## STATED TASK
Identify the lines that contain the string "content" and copy all of them.

Recorded data
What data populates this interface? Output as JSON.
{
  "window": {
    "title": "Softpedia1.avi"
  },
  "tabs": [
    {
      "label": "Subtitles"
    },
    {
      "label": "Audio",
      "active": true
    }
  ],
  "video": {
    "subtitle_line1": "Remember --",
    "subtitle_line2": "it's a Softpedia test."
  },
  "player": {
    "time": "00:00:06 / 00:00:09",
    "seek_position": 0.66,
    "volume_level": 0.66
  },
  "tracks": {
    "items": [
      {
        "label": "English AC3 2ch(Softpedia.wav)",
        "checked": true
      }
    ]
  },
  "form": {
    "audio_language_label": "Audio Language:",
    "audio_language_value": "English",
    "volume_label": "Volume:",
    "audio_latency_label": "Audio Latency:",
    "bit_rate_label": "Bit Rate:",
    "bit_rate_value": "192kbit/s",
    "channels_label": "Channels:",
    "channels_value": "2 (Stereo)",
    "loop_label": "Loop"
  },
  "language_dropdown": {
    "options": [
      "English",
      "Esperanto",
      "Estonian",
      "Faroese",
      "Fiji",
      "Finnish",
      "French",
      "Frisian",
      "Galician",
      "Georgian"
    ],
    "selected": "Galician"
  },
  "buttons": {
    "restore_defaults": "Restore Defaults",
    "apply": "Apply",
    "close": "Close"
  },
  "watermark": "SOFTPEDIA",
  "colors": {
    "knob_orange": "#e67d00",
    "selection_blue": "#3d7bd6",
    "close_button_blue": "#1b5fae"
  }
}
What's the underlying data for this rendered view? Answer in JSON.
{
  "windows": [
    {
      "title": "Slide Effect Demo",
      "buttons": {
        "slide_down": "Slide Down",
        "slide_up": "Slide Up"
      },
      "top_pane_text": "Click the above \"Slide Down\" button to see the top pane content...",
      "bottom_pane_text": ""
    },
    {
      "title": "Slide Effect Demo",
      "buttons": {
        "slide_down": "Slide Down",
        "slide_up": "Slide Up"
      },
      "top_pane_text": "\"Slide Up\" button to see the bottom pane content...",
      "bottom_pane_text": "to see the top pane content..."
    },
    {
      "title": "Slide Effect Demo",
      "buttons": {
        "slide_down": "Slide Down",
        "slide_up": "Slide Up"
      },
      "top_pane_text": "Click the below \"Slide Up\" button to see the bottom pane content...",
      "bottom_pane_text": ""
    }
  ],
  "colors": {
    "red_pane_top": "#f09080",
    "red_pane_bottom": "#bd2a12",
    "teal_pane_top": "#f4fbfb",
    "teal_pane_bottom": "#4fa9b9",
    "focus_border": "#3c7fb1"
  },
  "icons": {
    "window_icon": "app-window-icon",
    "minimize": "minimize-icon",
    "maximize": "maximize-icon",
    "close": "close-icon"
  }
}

## RESPONSE TO THE EXERCISE
      "top_pane_text": "Click the above \"Slide Down\" button to see the top pane content...",
      "top_pane_text": "\"Slide Up\" button to see the bottom pane content...",
      "bottom_pane_text": "to see the top pane content..."
      "top_pane_text": "Click the below \"Slide Up\" button to see the bottom pane content...",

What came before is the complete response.